═════ RECORDS FOR THIS EXERCISE ═════
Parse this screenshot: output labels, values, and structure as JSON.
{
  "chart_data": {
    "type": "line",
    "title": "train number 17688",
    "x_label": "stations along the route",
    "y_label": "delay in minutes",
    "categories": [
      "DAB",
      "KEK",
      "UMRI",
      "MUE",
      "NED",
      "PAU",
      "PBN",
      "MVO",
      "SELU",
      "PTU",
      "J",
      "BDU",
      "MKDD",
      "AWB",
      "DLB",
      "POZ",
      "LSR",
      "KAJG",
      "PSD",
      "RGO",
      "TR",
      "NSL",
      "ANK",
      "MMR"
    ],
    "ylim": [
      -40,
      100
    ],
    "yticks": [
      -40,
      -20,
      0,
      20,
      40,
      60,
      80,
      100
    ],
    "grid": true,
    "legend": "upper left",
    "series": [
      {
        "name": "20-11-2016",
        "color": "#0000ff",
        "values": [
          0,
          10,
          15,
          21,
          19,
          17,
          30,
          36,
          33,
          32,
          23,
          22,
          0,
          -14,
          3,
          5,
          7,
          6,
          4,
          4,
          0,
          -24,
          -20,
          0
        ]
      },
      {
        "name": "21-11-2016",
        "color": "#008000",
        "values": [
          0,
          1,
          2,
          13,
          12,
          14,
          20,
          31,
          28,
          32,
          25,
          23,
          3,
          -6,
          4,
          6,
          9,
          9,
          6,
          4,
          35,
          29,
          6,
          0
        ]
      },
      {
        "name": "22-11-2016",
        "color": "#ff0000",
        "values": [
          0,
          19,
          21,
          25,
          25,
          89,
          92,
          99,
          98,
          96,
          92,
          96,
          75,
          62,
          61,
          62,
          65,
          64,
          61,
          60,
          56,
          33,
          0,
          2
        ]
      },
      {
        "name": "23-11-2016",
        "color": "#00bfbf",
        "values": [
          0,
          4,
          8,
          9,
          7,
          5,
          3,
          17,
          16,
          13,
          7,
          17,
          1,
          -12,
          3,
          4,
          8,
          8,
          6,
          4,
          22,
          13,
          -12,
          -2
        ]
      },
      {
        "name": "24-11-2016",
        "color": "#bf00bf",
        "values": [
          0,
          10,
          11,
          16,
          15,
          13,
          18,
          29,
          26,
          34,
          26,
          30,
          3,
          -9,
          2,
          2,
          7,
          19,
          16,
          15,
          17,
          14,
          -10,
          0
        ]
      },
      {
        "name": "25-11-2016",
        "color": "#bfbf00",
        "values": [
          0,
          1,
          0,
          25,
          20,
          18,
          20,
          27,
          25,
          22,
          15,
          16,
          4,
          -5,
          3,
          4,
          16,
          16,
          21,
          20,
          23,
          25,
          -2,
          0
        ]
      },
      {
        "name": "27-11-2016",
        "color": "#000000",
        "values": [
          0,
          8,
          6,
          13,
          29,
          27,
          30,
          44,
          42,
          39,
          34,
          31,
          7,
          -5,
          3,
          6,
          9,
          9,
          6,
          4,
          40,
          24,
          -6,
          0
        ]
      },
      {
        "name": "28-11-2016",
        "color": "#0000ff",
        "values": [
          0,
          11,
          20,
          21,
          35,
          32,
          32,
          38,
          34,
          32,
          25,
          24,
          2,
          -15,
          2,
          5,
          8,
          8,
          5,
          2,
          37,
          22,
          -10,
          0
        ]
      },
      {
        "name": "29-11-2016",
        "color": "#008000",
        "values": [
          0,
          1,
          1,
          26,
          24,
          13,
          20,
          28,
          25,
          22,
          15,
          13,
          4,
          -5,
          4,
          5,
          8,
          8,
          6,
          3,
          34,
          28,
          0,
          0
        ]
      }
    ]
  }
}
═════
═════ RECORDS FOR THIS EXERCISE ═════
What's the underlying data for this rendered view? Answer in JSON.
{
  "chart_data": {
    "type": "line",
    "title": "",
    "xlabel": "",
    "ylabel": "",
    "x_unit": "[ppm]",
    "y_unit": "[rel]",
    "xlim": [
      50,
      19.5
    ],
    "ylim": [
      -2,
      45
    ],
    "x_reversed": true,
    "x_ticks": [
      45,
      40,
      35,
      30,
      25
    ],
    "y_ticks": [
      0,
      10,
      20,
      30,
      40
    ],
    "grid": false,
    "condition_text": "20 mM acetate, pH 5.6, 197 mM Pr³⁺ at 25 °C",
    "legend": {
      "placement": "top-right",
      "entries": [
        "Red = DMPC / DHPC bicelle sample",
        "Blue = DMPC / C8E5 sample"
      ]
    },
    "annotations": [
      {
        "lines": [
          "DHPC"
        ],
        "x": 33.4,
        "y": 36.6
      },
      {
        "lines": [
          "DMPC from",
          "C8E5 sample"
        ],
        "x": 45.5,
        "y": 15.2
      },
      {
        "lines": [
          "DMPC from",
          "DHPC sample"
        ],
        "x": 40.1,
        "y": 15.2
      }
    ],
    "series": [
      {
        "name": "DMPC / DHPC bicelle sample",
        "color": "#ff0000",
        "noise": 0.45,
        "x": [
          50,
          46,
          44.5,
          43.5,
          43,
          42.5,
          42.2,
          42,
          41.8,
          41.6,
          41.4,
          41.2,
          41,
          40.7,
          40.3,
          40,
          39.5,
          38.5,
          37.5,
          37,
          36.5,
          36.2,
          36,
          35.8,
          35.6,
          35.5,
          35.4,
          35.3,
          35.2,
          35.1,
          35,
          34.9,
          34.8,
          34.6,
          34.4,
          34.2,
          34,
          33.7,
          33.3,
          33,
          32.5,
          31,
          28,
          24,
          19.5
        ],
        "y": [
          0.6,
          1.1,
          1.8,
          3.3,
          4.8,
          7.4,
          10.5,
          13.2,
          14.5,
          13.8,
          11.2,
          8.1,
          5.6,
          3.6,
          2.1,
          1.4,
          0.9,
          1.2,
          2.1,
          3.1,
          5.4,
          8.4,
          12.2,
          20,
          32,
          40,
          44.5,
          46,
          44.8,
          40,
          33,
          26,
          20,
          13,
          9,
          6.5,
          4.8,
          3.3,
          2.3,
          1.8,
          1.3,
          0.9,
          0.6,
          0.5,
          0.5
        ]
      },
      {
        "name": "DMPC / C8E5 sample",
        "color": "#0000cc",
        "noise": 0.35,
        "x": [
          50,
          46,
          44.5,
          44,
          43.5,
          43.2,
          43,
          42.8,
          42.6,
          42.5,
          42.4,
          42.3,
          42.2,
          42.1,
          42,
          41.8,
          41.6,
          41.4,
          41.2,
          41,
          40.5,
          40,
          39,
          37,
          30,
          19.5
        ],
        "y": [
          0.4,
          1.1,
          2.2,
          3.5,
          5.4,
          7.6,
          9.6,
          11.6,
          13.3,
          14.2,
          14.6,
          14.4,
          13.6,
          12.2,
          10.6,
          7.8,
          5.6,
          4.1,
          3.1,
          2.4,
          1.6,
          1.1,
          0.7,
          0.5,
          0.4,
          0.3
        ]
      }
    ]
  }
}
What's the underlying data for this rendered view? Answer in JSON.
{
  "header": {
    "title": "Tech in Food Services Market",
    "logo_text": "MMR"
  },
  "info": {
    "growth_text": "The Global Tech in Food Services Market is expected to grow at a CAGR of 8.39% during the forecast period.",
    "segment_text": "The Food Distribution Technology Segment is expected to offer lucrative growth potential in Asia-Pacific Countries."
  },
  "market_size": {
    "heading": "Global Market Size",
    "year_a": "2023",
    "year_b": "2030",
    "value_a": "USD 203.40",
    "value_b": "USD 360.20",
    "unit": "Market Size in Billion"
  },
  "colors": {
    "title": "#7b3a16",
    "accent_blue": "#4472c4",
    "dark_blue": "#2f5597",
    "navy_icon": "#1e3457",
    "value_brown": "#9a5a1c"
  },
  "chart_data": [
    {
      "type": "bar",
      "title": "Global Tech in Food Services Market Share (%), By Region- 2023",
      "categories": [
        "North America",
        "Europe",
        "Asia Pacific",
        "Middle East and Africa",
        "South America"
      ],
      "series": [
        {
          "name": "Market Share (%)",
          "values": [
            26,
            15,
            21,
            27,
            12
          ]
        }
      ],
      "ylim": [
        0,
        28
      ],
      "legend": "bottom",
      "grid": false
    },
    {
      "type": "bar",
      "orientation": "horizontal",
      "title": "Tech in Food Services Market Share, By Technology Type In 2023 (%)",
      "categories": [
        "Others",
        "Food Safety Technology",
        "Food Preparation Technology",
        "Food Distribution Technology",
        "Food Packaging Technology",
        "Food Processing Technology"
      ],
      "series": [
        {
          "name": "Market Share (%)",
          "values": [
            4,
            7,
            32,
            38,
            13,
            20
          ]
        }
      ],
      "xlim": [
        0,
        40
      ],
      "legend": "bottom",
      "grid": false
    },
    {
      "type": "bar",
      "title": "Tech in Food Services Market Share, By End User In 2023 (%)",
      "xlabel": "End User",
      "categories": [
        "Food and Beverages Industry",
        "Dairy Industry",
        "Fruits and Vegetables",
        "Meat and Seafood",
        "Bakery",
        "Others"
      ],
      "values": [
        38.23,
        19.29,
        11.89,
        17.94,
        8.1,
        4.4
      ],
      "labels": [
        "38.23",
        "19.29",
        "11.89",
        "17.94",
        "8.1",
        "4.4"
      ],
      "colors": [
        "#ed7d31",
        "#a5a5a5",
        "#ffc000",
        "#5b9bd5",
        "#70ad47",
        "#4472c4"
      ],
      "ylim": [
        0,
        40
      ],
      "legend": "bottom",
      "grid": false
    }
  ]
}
═════
STATED EXERCISE: Pick out the lines that have the word "Services". Copy them all.

COMPLETED EXERCISE:
    "title": "Tech in Food Services Market",
    "growth_text": "The Global Tech in Food Services Market is expected to grow at a CAGR of 8.39% during the forecast period.",
      "title": "Global Tech in Food Services Market Share (%), By Region- 2023",
      "title": "Tech in Food Services Market Share, By Technology Type In 2023 (%)",
      "title": "Tech in Food Services Market Share, By End User In 2023 (%)",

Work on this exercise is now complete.